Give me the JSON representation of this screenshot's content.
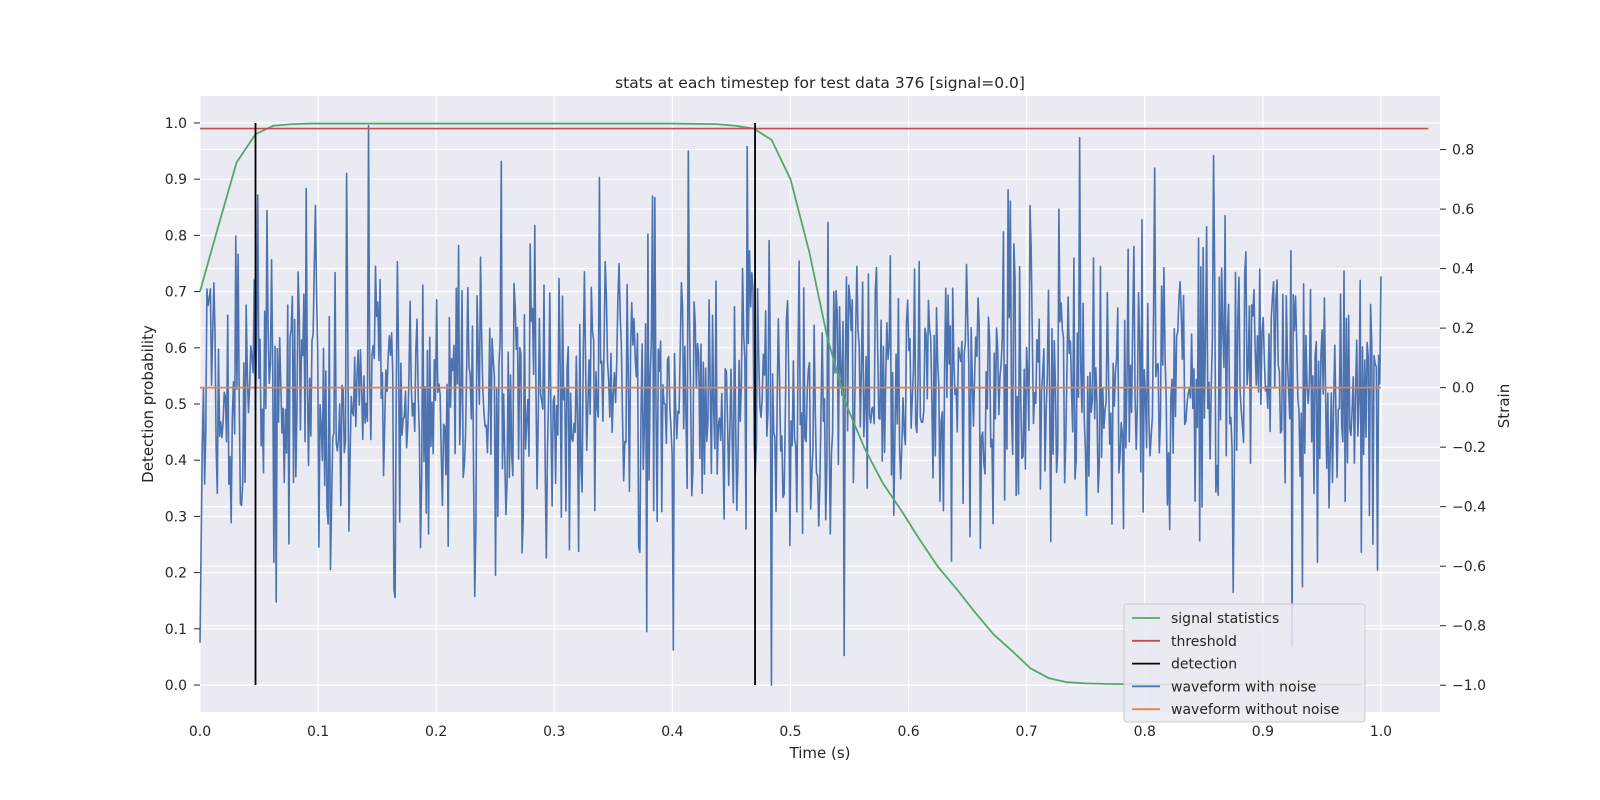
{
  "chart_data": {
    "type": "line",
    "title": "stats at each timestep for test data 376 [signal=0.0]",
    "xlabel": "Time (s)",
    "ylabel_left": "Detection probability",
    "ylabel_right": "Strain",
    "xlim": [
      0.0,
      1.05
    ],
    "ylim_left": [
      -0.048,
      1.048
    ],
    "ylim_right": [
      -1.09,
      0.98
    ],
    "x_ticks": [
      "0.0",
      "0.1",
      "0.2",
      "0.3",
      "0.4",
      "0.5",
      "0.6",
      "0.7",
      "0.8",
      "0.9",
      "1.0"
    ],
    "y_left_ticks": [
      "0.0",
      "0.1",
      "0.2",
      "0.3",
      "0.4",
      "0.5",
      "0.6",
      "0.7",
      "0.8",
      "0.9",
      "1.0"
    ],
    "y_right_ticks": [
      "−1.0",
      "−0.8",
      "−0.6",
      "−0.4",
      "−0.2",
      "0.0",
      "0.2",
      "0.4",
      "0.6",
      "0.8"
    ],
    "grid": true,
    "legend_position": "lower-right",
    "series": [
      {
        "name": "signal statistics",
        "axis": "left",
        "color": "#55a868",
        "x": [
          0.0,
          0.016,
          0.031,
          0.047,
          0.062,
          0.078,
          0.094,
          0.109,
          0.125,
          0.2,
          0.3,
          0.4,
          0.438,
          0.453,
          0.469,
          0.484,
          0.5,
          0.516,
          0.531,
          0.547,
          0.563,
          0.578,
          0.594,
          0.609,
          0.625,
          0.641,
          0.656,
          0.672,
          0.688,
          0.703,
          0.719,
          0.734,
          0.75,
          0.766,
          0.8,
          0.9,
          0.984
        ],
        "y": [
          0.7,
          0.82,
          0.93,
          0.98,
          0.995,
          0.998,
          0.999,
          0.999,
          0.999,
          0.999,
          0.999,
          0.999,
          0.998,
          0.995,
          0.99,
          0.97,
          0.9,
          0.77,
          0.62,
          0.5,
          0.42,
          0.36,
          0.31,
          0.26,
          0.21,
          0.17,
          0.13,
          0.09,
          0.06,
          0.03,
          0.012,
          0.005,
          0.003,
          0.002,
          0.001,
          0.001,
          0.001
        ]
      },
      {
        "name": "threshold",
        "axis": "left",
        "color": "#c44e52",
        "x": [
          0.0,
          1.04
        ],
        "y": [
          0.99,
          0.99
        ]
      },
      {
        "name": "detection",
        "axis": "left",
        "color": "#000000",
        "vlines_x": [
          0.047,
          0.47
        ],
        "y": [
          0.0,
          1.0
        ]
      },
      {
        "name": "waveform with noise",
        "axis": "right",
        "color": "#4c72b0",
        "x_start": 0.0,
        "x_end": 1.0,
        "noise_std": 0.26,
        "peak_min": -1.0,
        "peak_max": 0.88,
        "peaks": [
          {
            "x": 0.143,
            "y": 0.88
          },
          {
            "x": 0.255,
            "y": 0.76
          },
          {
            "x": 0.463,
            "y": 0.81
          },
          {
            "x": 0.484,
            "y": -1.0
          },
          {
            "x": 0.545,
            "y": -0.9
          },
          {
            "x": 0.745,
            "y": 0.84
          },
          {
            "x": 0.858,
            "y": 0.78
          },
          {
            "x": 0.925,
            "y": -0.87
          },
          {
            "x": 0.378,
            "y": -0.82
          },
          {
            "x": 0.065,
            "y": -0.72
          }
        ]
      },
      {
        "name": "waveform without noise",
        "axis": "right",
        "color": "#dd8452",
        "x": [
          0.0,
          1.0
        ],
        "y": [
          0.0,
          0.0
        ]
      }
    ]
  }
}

------------------------

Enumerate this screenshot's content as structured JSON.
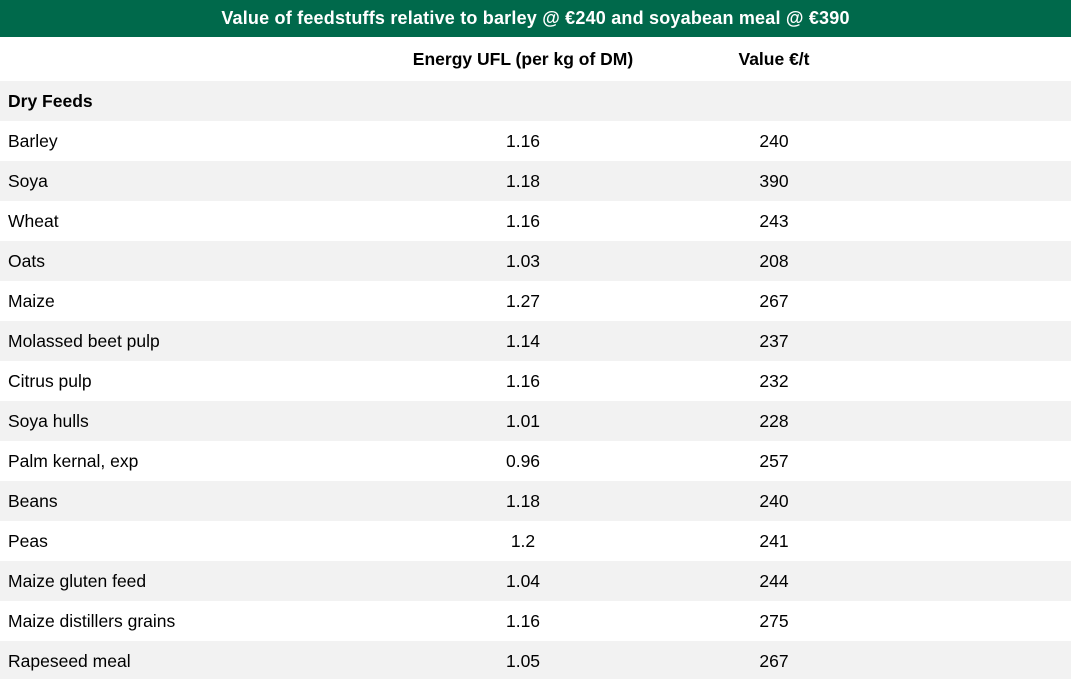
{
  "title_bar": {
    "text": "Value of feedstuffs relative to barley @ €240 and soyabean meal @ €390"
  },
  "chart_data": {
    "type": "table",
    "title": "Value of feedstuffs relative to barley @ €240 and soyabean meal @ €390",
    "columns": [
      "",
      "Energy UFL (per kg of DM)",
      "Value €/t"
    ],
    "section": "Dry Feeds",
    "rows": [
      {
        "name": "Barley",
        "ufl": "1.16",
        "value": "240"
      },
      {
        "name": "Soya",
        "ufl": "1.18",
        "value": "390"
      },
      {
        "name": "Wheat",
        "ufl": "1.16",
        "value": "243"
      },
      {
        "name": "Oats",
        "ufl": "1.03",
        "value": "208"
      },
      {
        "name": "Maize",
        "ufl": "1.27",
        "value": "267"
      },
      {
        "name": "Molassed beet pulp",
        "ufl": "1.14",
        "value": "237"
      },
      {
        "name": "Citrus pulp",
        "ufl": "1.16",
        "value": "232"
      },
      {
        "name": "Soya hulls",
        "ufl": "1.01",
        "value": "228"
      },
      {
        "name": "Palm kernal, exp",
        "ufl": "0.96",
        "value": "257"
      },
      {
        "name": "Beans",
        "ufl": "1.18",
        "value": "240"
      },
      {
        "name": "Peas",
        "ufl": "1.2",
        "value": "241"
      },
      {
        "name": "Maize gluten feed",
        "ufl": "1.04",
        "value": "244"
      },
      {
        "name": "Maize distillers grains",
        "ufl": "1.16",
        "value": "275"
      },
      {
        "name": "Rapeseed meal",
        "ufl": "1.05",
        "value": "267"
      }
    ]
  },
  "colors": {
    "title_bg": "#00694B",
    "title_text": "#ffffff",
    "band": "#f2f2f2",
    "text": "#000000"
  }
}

------------------------

• [Task goal] Look for the word "waveform" and return every line where it occurs.

• [Output for this task]
        "name": "waveform with noise",
        "name": "waveform without noise",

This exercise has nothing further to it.